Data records
= = =
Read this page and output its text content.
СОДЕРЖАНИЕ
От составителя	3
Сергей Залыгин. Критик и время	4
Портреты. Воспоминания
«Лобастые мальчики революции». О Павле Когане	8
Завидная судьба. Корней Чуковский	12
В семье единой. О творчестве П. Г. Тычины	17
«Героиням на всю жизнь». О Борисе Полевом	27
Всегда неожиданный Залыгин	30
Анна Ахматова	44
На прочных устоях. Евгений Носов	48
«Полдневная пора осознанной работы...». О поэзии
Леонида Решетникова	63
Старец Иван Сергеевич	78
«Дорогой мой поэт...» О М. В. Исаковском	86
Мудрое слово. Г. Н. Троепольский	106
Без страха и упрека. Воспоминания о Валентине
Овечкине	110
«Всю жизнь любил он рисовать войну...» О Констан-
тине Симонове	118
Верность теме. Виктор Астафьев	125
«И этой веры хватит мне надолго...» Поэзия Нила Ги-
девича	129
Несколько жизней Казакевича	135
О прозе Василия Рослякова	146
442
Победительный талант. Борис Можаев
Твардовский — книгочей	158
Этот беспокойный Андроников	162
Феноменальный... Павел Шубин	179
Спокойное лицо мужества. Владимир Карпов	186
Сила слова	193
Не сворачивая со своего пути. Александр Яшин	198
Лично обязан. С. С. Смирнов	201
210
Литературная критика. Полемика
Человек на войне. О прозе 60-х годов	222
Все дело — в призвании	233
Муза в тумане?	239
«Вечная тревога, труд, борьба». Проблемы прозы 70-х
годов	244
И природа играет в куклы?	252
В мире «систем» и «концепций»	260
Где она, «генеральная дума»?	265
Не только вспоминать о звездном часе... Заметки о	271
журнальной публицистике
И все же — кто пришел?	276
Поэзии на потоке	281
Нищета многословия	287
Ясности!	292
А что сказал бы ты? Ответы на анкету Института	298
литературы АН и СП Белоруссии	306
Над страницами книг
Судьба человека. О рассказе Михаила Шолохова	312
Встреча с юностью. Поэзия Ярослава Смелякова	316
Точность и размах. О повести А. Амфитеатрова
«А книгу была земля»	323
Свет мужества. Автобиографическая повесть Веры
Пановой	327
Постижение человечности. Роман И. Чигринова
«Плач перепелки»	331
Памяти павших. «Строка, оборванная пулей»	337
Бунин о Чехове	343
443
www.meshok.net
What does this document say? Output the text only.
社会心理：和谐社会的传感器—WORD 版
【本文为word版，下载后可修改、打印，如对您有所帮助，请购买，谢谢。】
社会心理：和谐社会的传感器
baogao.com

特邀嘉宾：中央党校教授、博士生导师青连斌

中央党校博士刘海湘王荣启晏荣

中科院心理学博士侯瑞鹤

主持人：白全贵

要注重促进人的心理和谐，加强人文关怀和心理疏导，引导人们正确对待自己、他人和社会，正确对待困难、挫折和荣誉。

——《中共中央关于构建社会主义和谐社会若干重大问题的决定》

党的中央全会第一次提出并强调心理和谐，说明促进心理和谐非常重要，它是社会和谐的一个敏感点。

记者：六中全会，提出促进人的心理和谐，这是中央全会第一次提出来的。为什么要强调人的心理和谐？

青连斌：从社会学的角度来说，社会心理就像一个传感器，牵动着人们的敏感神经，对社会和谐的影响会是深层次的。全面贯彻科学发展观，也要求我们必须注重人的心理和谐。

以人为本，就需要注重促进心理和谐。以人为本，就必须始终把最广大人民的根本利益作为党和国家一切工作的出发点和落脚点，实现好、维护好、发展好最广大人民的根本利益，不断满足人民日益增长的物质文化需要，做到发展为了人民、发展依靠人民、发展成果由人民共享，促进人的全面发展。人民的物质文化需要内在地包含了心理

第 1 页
= = =
Required work: Each record above must be given again exactly.

Full solution:
Read this page and output its text content.
СОДЕРЖАНИЕ
От составителя	3
Сергей Залыгин. Критик и время	4
Портреты. Воспоминания
«Лобастые мальчики революции». О Павле Когане	8
Завидная судьба. Корней Чуковский	12
В семье единой. О творчестве П. Г. Тычины	17
«Героиням на всю жизнь». О Борисе Полевом	27
Всегда неожиданный Залыгин	30
Анна Ахматова	44
На прочных устоях. Евгений Носов	48
«Полдневная пора осознанной работы...». О поэзии
Леонида Решетникова	63
Старец Иван Сергеевич	78
«Дорогой мой поэт...» О М. В. Исаковском	86
Мудрое слово. Г. Н. Троепольский	106
Без страха и упрека. Воспоминания о Валентине
Овечкине	110
«Всю жизнь любил он рисовать войну...» О Констан-
тине Симонове	118
Верность теме. Виктор Астафьев	125
«И этой веры хватит мне надолго...» Поэзия Нила Ги-
девича	129
Несколько жизней Казакевича	135
О прозе Василия Рослякова	146
442
Победительный талант. Борис Можаев
Твардовский — книгочей	158
Этот беспокойный Андроников	162
Феноменальный... Павел Шубин	179
Спокойное лицо мужества. Владимир Карпов	186
Сила слова	193
Не сворачивая со своего пути. Александр Яшин	198
Лично обязан. С. С. Смирнов	201
210
Литературная критика. Полемика
Человек на войне. О прозе 60-х годов	222
Все дело — в призвании	233
Муза в тумане?	239
«Вечная тревога, труд, борьба». Проблемы прозы 70-х
годов	244
И природа играет в куклы?	252
В мире «систем» и «концепций»	260
Где она, «генеральная дума»?	265
Не только вспоминать о звездном часе... Заметки о	271
журнальной публицистике
И все же — кто пришел?	276
Поэзии на потоке	281
Нищета многословия	287
Ясности!	292
А что сказал бы ты? Ответы на анкету Института	298
литературы АН и СП Белоруссии	306
Над страницами книг
Судьба человека. О рассказе Михаила Шолохова	312
Встреча с юностью. Поэзия Ярослава Смелякова	316
Точность и размах. О повести А. Амфитеатрова
«А книгу была земля»	323
Свет мужества. Автобиографическая повесть Веры
Пановой	327
Постижение человечности. Роман И. Чигринова
«Плач перепелки»	331
Памяти павших. «Строка, оборванная пулей»	337
Бунин о Чехове	343
443
www.meshok.net
What does this document say? Output the text only.
社会心理：和谐社会的传感器—WORD 版
【本文为word版，下载后可修改、打印，如对您有所帮助，请购买，谢谢。】
社会心理：和谐社会的传感器
baogao.com

特邀嘉宾：中央党校教授、博士生导师青连斌

中央党校博士刘海湘王荣启晏荣

中科院心理学博士侯瑞鹤

主持人：白全贵

要注重促进人的心理和谐，加强人文关怀和心理疏导，引导人们正确对待自己、他人和社会，正确对待困难、挫折和荣誉。

——《中共中央关于构建社会主义和谐社会若干重大问题的决定》

党的中央全会第一次提出并强调心理和谐，说明促进心理和谐非常重要，它是社会和谐的一个敏感点。

记者：六中全会，提出促进人的心理和谐，这是中央全会第一次提出来的。为什么要强调人的心理和谐？

青连斌：从社会学的角度来说，社会心理就像一个传感器，牵动着人们的敏感神经，对社会和谐的影响会是深层次的。全面贯彻科学发展观，也要求我们必须注重人的心理和谐。

以人为本，就需要注重促进心理和谐。以人为本，就必须始终把最广大人民的根本利益作为党和国家一切工作的出发点和落脚点，实现好、维护好、发展好最广大人民的根本利益，不断满足人民日益增长的物质文化需要，做到发展为了人民、发展依靠人民、发展成果由人民共享，促进人的全面发展。人民的物质文化需要内在地包含了心理

第 1 页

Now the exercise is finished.